Instructions to follow: The entries below contain pictures. Retype everything except those pictures, exactly as given.

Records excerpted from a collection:
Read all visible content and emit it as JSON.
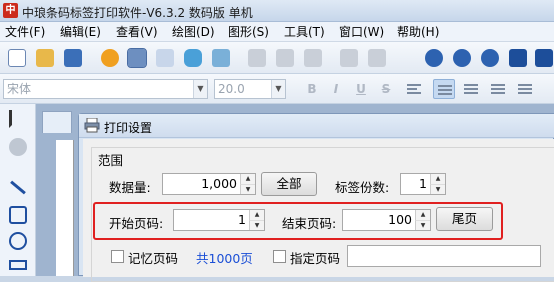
{
  "window": {
    "title": "中琅条码标签打印软件-V6.3.2 数码版 单机",
    "logo_text": "中"
  },
  "menu": {
    "items": [
      "文件(F)",
      "编辑(E)",
      "查看(V)",
      "绘图(D)",
      "图形(S)",
      "工具(T)",
      "窗口(W)",
      "帮助(H)"
    ]
  },
  "format_bar": {
    "font_name": "宋体",
    "font_size": "20.0",
    "bold": "B",
    "italic": "I",
    "underline": "U",
    "strike": "S"
  },
  "dialog": {
    "title": "打印设置",
    "range_group": "范围",
    "data_count_label": "数据量:",
    "data_count_value": "1,000",
    "all_button": "全部",
    "copies_label": "标签份数:",
    "copies_value": "1",
    "start_page_label": "开始页码:",
    "start_page_value": "1",
    "end_page_label": "结束页码:",
    "end_page_value": "100",
    "last_page_button": "尾页",
    "remember_page_label": "记忆页码",
    "total_pages": "共1000页",
    "specified_page_label": "指定页码"
  },
  "colors": {
    "highlight": "#e02020",
    "link": "#1b4fd6"
  }
}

The response:
Read all visible content and emit it as JSON.
{
  "window": {
    "title": "中琅条码标签打印软件-V6.3.2 数码版 单机",
    "logo_text": "中"
  },
  "menu": {
    "items": [
      "文件(F)",
      "编辑(E)",
      "查看(V)",
      "绘图(D)",
      "图形(S)",
      "工具(T)",
      "窗口(W)",
      "帮助(H)"
    ]
  },
  "format_bar": {
    "font_name": "宋体",
    "font_size": "20.0",
    "bold": "B",
    "italic": "I",
    "underline": "U",
    "strike": "S"
  },
  "dialog": {
    "title": "打印设置",
    "range_group": "范围",
    "data_count_label": "数据量:",
    "data_count_value": "1,000",
    "all_button": "全部",
    "copies_label": "标签份数:",
    "copies_value": "1",
    "start_page_label": "开始页码:",
    "start_page_value": "1",
    "end_page_label": "结束页码:",
    "end_page_value": "100",
    "last_page_button": "尾页",
    "remember_page_label": "记忆页码",
    "total_pages": "共1000页",
    "specified_page_label": "指定页码"
  },
  "colors": {
    "highlight": "#e02020",
    "link": "#1b4fd6"
  }
}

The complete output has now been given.